ABOUT THIS TASK: All lines of the records below that contain the word "mass" must be listed.

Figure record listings
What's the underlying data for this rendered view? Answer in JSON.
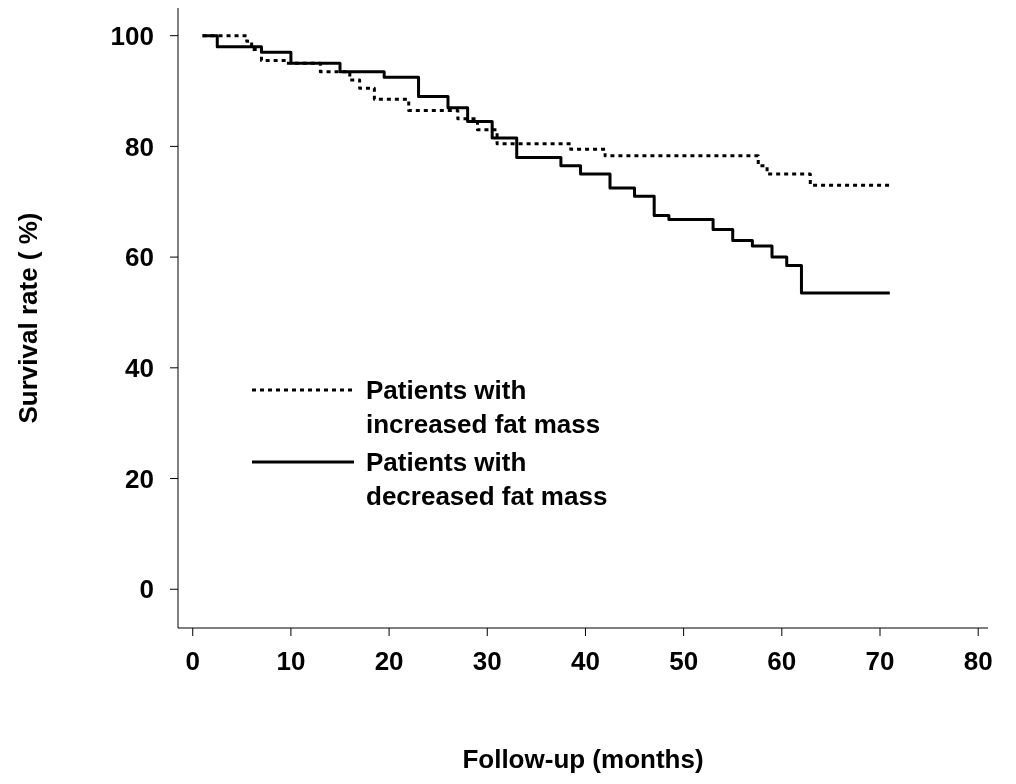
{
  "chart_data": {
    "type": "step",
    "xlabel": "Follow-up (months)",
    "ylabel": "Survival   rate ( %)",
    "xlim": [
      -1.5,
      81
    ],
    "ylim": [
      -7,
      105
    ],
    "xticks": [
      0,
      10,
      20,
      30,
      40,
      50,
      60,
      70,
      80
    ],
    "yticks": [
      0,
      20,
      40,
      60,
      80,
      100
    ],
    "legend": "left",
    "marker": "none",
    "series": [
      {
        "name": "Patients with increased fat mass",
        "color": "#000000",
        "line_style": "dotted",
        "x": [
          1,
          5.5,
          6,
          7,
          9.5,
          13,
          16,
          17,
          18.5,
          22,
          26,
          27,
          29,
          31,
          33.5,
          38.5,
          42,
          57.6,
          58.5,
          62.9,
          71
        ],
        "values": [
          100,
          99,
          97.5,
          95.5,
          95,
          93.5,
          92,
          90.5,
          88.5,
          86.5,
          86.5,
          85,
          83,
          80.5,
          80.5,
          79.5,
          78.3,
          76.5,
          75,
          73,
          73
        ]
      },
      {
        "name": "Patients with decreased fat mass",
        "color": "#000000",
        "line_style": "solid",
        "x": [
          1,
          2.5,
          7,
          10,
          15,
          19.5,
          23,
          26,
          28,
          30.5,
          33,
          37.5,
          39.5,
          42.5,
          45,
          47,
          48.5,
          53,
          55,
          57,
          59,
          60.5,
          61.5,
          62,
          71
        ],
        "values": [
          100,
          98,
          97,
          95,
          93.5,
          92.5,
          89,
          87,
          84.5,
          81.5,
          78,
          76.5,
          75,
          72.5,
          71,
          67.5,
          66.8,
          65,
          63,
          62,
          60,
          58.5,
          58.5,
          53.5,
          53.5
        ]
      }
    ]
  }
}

REPLY:
        "name": "Patients with increased fat mass",
        "name": "Patients with decreased fat mass",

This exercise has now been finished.